▸ **Requirement**: Your copy of the material below should match it exactly, except that it holds no pictures.

:: Data extract

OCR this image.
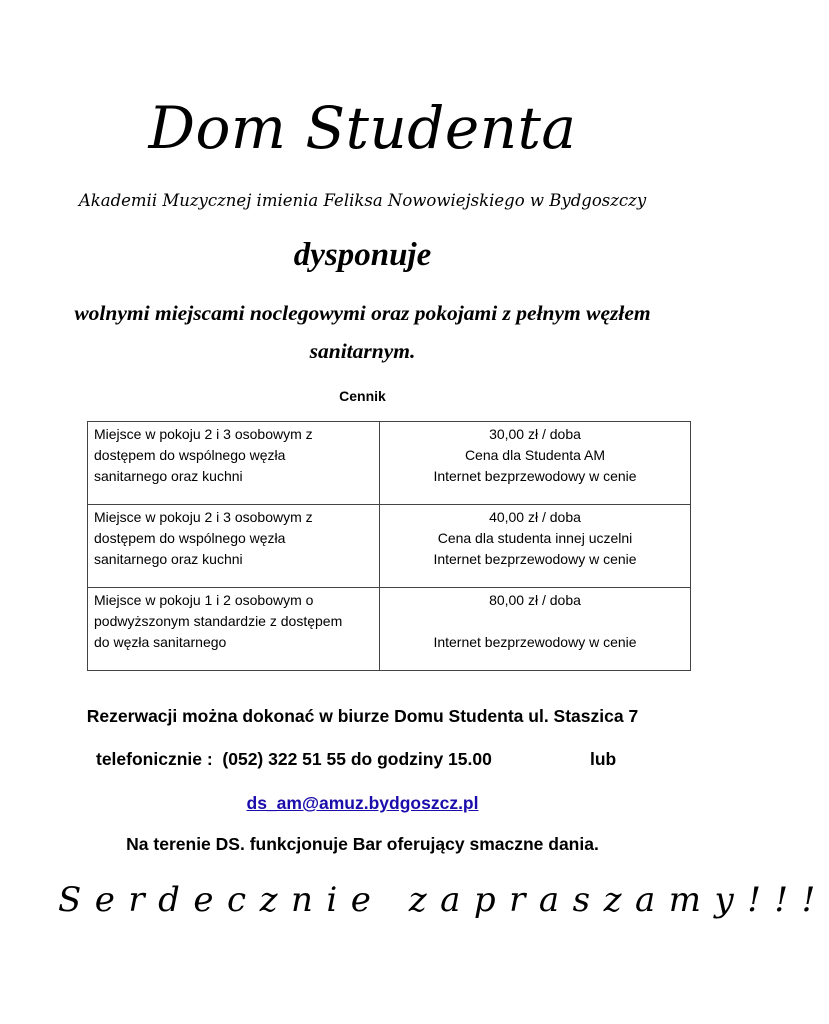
Dom Studenta
Akademii Muzycznej imienia Feliksa Nowowiejskiego w Bydgoszczy
dysponuje
wolnymi miejscami noclegowymi oraz pokojami z pełnym węzłem
sanitarnym.
Cennik
Miejsce w pokoju 2 i 3 osobowym z
dostępem do wspólnego węzła
sanitarnego oraz kuchni	30,00 zł / doba
Cena dla Studenta AM
Internet bezprzewodowy w cenie

Miejsce w pokoju 2 i 3 osobowym z
dostępem do wspólnego węzła
sanitarnego oraz kuchni	40,00 zł / doba
Cena dla studenta innej uczelni
Internet bezprzewodowy w cenie

Miejsce w pokoju 1 i 2 osobowym o
podwyższonym standardzie z dostępem
do węzła sanitarnego	80,00 zł / doba
Internet bezprzewodowy w cenie
Rezerwacji można dokonać w biurze Domu Studenta ul. Staszica 7
telefonicznie :  (052) 322 51 55 do godziny 15.00	lub
ds_am@amuz.bydgoszcz.pl
Na terenie DS. funkcjonuje Bar oferujący smaczne dania.
Serdecznie zapraszamy!!!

::::

▸ **Solution below**:
OCR this image.
Dom Studenta
Akademii Muzycznej imienia Feliksa Nowowiejskiego w Bydgoszczy
dysponuje
wolnymi miejscami noclegowymi oraz pokojami z pełnym węzłem
sanitarnym.
Cennik
Miejsce w pokoju 2 i 3 osobowym z
dostępem do wspólnego węzła
sanitarnego oraz kuchni	30,00 zł / doba
Cena dla Studenta AM
Internet bezprzewodowy w cenie

Miejsce w pokoju 2 i 3 osobowym z
dostępem do wspólnego węzła
sanitarnego oraz kuchni	40,00 zł / doba
Cena dla studenta innej uczelni
Internet bezprzewodowy w cenie

Miejsce w pokoju 1 i 2 osobowym o
podwyższonym standardzie z dostępem
do węzła sanitarnego	80,00 zł / doba
Internet bezprzewodowy w cenie
Rezerwacji można dokonać w biurze Domu Studenta ul. Staszica 7
telefonicznie :  (052) 322 51 55 do godziny 15.00	lub
ds_am@amuz.bydgoszcz.pl
Na terenie DS. funkcjonuje Bar oferujący smaczne dania.
Serdecznie zapraszamy!!!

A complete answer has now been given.